__What is expected__. Lines that hold the word "capital" should be located and copied.

__Material shown__.
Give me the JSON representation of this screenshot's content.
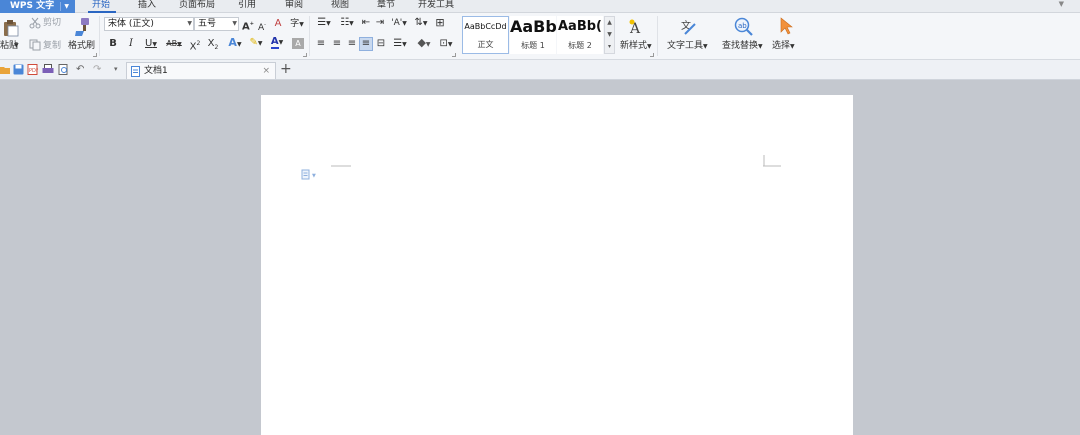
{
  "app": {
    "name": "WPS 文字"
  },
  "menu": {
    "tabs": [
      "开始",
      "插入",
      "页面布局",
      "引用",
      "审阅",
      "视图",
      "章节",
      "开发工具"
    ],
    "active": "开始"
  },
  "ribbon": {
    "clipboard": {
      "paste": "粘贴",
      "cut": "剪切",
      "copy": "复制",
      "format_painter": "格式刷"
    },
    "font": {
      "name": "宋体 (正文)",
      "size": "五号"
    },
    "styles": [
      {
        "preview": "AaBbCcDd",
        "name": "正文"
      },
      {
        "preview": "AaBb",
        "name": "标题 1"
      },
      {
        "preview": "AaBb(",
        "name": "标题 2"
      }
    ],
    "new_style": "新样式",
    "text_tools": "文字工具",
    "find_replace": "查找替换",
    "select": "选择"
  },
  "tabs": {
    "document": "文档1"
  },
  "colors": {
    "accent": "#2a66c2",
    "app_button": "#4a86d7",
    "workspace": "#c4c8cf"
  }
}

...

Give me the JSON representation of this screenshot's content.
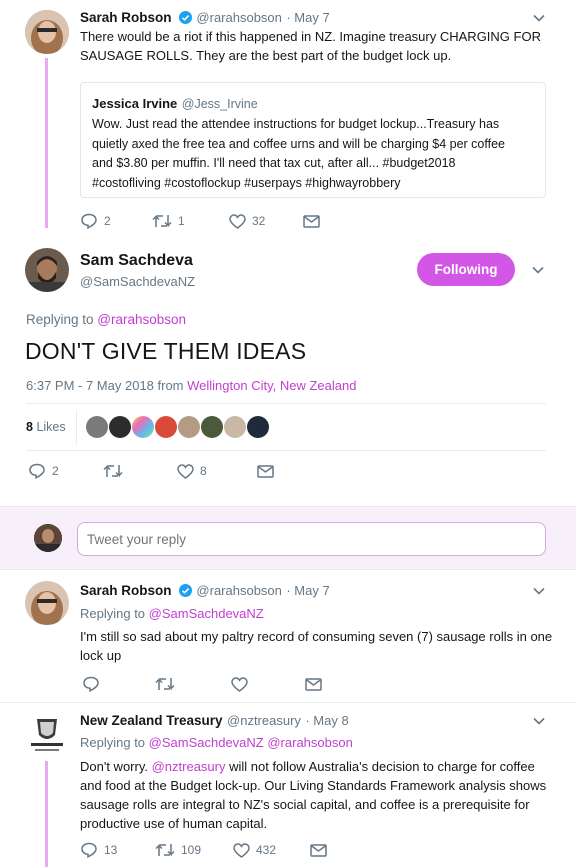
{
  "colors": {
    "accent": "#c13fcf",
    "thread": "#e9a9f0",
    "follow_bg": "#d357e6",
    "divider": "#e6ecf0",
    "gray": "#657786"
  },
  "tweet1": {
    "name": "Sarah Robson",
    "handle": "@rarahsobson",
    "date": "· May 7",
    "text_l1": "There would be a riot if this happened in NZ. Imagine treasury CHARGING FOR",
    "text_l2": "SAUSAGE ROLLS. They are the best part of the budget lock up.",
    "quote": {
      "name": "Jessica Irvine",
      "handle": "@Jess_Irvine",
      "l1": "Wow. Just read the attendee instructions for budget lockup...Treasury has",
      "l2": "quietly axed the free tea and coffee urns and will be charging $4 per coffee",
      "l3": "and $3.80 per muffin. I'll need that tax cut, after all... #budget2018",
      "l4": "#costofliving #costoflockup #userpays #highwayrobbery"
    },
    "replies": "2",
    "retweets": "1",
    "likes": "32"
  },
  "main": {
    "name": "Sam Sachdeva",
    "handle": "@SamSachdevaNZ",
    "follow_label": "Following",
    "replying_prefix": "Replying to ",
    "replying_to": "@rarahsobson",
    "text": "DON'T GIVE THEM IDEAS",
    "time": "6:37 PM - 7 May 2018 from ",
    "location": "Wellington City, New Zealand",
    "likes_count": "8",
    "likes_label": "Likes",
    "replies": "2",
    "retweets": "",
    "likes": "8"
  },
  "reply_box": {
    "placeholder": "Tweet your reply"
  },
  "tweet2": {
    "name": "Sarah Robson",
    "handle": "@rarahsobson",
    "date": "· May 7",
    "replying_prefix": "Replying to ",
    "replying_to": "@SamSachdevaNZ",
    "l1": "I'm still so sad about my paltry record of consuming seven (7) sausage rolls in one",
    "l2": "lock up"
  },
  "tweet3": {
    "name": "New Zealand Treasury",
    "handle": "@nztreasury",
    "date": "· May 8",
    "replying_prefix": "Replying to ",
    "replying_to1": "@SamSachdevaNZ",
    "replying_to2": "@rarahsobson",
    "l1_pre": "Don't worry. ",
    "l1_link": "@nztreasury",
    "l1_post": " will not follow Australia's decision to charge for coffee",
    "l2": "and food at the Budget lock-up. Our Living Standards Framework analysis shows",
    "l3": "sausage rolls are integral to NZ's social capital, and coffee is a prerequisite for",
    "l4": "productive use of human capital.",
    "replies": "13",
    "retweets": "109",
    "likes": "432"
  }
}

---

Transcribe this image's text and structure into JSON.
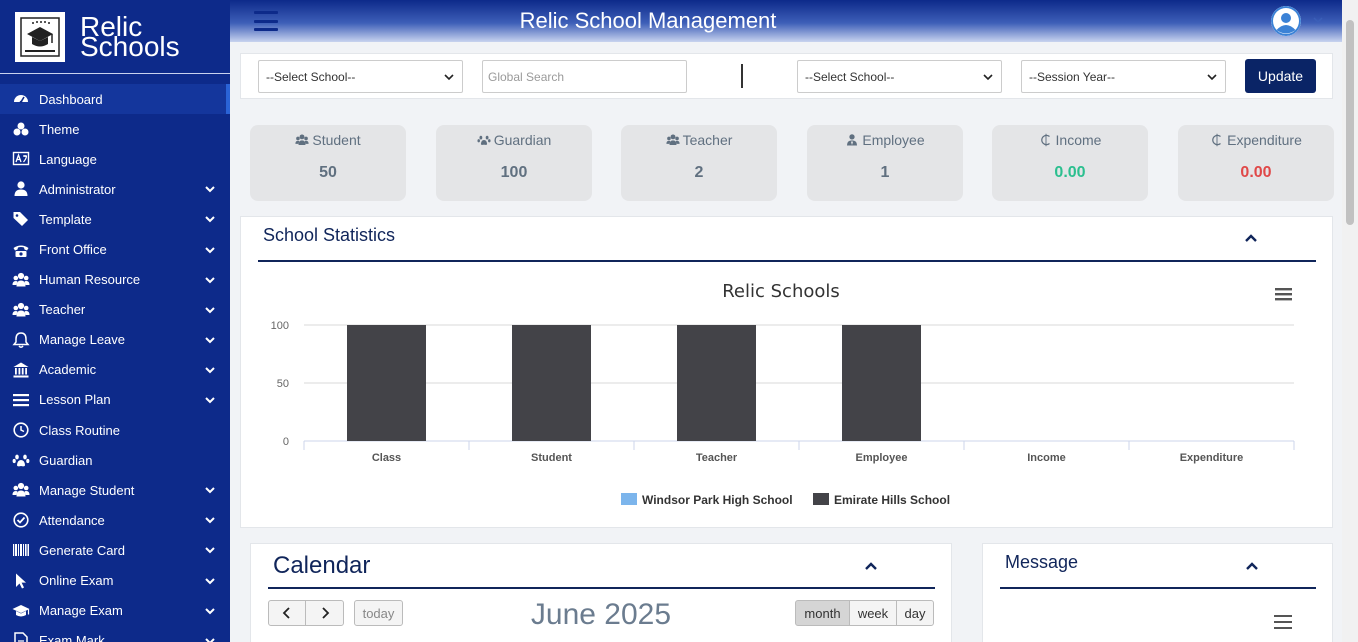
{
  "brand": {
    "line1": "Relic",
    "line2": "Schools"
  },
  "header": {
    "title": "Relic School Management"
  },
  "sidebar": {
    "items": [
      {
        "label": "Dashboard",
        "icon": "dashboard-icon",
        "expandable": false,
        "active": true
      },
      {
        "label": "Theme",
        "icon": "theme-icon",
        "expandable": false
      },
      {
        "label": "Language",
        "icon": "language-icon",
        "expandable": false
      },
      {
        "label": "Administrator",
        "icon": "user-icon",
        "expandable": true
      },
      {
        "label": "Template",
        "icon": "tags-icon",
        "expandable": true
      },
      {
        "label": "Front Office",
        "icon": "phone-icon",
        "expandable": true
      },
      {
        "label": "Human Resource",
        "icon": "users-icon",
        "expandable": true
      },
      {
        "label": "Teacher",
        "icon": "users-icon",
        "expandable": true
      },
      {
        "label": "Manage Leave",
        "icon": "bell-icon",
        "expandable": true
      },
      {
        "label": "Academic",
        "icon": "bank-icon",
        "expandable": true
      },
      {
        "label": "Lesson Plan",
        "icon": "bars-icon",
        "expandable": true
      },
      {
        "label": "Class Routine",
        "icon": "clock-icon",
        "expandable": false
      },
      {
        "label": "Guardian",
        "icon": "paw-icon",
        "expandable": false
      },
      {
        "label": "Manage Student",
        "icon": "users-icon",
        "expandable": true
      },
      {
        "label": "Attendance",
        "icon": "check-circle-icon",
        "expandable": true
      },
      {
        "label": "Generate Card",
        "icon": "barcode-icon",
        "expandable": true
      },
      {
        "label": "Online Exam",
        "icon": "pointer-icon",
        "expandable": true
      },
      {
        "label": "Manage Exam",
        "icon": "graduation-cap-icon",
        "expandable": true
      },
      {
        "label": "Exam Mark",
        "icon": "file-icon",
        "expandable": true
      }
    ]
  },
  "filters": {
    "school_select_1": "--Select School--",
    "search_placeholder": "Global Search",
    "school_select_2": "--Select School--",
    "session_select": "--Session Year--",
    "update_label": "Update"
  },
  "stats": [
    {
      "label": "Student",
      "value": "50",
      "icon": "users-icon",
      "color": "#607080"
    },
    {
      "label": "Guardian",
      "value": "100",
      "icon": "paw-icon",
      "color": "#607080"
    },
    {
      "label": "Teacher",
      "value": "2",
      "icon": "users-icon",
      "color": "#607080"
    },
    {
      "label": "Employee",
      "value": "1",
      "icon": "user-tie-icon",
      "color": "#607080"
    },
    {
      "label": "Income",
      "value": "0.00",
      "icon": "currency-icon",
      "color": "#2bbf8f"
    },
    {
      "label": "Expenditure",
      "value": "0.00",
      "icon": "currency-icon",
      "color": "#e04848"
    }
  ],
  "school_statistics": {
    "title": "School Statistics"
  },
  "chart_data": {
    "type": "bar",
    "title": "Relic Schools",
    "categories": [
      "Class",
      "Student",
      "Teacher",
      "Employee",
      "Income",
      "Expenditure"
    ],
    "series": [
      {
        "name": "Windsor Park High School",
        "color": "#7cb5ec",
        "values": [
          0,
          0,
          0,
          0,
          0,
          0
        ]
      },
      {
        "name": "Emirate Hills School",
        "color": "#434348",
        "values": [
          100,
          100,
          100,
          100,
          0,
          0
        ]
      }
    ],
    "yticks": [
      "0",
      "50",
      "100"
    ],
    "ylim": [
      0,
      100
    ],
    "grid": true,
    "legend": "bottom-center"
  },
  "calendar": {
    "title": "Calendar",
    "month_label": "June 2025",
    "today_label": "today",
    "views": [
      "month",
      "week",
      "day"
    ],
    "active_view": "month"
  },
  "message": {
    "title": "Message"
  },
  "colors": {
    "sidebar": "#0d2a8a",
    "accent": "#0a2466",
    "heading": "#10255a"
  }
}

__Worked answer__.
    "l3": "sausage rolls are integral to NZ's social capital, and coffee is a prerequisite for",
    "l4": "productive use of human capital.",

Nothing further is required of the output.